[Dataset excerpt]
****************

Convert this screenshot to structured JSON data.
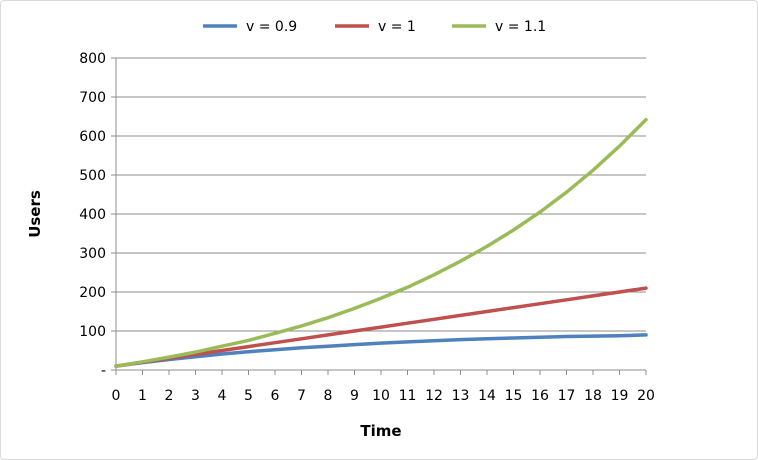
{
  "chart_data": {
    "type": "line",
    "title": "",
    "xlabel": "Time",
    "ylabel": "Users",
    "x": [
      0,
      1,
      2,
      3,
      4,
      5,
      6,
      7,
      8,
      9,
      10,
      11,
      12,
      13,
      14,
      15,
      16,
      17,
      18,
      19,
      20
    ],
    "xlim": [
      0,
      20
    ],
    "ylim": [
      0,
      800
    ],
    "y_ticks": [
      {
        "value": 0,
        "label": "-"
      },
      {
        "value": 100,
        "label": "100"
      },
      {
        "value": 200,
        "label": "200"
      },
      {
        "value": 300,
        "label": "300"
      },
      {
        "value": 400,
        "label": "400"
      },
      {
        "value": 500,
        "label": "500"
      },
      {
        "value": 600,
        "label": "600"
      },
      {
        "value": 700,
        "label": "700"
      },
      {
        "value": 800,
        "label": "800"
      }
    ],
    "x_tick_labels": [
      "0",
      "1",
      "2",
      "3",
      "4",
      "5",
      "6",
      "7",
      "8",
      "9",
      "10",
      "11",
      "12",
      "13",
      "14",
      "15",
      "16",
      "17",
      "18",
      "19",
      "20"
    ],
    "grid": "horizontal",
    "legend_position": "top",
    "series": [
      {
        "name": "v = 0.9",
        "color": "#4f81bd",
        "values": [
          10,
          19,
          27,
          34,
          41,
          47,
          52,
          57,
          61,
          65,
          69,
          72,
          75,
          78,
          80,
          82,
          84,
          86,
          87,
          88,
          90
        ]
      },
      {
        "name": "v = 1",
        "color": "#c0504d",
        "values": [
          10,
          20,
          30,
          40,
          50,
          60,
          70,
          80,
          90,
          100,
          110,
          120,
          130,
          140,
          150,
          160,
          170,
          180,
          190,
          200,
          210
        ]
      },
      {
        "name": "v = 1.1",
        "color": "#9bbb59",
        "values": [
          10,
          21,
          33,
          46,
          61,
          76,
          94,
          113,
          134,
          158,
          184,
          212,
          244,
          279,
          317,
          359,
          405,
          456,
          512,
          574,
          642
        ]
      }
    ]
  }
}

****************

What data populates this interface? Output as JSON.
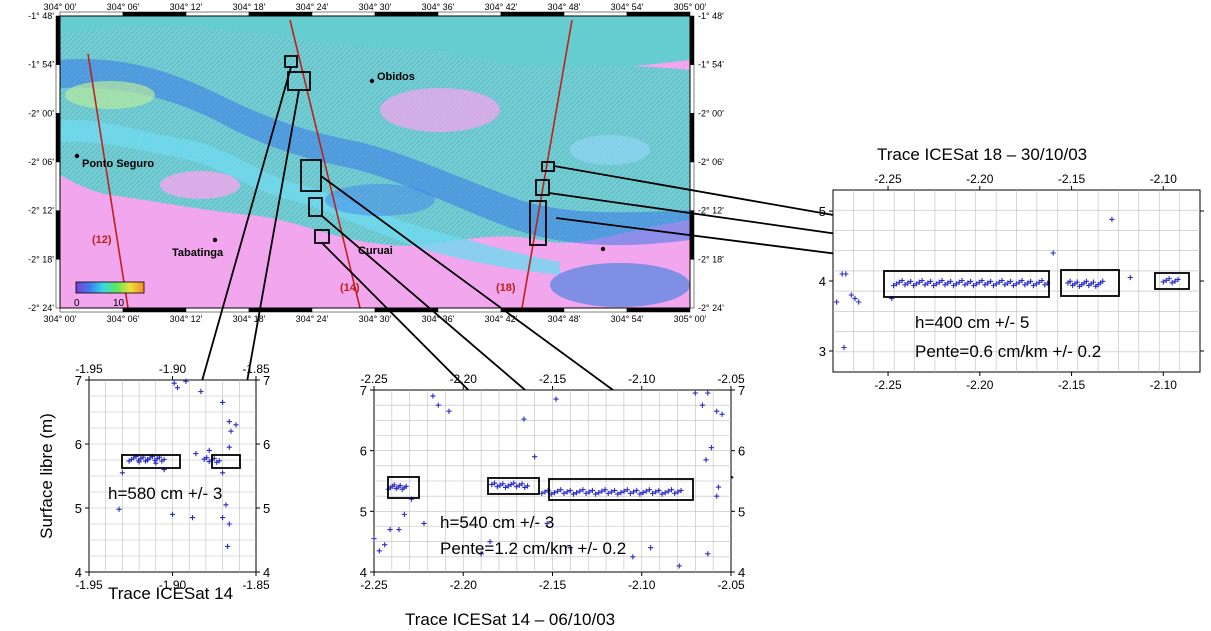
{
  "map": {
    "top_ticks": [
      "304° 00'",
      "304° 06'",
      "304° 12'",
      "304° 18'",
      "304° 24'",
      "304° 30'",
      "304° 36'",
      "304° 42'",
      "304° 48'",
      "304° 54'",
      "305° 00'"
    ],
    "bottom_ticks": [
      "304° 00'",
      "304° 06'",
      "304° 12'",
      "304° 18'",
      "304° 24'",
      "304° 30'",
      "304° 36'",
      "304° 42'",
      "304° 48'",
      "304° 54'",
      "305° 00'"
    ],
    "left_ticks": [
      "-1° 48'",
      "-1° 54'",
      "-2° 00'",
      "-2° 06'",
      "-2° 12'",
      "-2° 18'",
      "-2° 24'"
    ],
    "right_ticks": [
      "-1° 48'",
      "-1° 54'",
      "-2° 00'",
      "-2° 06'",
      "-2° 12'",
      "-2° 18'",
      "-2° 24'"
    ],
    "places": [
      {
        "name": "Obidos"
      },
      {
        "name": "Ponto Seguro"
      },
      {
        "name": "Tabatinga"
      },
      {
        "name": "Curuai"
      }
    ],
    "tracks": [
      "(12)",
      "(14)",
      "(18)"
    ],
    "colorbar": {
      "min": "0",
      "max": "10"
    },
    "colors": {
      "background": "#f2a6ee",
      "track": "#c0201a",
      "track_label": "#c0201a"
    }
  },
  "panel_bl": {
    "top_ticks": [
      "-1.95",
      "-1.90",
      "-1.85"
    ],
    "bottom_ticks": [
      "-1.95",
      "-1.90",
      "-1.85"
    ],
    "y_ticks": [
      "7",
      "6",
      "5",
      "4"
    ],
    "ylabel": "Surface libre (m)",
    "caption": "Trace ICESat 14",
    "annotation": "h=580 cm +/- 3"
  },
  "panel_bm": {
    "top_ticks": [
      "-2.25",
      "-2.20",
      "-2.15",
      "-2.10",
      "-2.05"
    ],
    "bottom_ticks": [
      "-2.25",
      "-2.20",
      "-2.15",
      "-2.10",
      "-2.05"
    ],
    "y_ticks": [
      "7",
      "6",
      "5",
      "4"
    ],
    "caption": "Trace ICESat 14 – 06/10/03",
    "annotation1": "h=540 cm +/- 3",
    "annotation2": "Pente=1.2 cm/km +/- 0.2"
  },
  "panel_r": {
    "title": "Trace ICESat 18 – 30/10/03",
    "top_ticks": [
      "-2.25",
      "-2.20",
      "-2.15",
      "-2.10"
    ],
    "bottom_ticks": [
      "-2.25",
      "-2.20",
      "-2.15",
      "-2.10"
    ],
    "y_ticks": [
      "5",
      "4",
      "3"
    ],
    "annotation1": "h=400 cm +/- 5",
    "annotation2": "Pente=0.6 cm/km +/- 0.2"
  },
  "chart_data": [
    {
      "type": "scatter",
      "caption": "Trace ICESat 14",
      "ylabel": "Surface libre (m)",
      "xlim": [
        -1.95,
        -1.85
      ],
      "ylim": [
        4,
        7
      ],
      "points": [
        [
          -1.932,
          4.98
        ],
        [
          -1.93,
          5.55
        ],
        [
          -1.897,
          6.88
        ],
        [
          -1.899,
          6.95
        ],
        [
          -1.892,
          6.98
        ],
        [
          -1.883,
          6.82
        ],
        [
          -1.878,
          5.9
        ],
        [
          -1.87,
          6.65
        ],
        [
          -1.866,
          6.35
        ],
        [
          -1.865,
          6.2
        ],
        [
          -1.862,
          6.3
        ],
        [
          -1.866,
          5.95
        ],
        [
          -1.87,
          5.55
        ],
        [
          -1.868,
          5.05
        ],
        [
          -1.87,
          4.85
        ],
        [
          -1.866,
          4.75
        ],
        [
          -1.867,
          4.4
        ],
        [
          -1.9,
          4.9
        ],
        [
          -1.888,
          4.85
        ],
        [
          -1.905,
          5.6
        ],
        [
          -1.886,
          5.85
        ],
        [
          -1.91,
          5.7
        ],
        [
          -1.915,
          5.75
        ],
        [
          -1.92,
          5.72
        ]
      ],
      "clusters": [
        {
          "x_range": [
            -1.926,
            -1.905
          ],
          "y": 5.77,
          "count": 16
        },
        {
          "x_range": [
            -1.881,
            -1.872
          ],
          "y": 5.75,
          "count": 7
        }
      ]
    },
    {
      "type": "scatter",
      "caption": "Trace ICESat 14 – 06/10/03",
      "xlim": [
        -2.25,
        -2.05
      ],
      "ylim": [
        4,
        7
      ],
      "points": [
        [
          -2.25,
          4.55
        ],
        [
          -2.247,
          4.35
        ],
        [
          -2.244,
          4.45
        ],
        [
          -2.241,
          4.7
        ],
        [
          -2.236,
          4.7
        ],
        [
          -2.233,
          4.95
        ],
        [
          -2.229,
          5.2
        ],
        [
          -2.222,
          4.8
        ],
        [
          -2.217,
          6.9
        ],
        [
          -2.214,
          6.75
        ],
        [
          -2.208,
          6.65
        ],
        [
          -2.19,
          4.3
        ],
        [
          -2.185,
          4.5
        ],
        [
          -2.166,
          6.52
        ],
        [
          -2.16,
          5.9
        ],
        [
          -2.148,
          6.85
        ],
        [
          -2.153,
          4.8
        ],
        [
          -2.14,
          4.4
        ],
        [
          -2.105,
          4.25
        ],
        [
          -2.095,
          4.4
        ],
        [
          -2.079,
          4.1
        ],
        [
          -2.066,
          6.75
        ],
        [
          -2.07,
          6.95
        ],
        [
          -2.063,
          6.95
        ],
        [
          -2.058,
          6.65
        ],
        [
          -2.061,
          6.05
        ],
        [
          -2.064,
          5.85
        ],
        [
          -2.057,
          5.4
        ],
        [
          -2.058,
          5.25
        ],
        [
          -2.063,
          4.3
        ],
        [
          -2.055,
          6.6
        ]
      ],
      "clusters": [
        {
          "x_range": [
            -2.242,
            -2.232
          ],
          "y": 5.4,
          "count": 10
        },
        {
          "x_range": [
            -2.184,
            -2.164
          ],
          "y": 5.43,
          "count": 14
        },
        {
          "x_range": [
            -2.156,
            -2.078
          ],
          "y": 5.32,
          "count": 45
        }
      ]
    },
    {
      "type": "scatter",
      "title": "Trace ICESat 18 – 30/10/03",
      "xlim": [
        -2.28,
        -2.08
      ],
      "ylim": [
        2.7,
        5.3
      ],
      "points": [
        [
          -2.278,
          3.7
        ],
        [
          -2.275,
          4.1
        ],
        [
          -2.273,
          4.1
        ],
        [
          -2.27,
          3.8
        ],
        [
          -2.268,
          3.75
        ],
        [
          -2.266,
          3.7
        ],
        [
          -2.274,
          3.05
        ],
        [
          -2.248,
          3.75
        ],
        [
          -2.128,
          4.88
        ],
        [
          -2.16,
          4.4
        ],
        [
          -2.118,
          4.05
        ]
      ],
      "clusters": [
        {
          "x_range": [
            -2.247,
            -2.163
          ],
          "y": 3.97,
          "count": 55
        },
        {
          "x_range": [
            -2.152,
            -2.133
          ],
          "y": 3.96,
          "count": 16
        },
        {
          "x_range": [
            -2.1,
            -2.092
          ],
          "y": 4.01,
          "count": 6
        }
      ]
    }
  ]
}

****************

--- INSTRUCTIONS TO FOLLOW ---
Gather every line from the entries above where the word "caption" appears, and copy them.

--- OUTPUT BELOW ---
    "caption": "Trace ICESat 14",
    "caption": "Trace ICESat 14 – 06/10/03",
      "caption": "Trace ICESat 14",
      "caption": "Trace ICESat 14 – 06/10/03",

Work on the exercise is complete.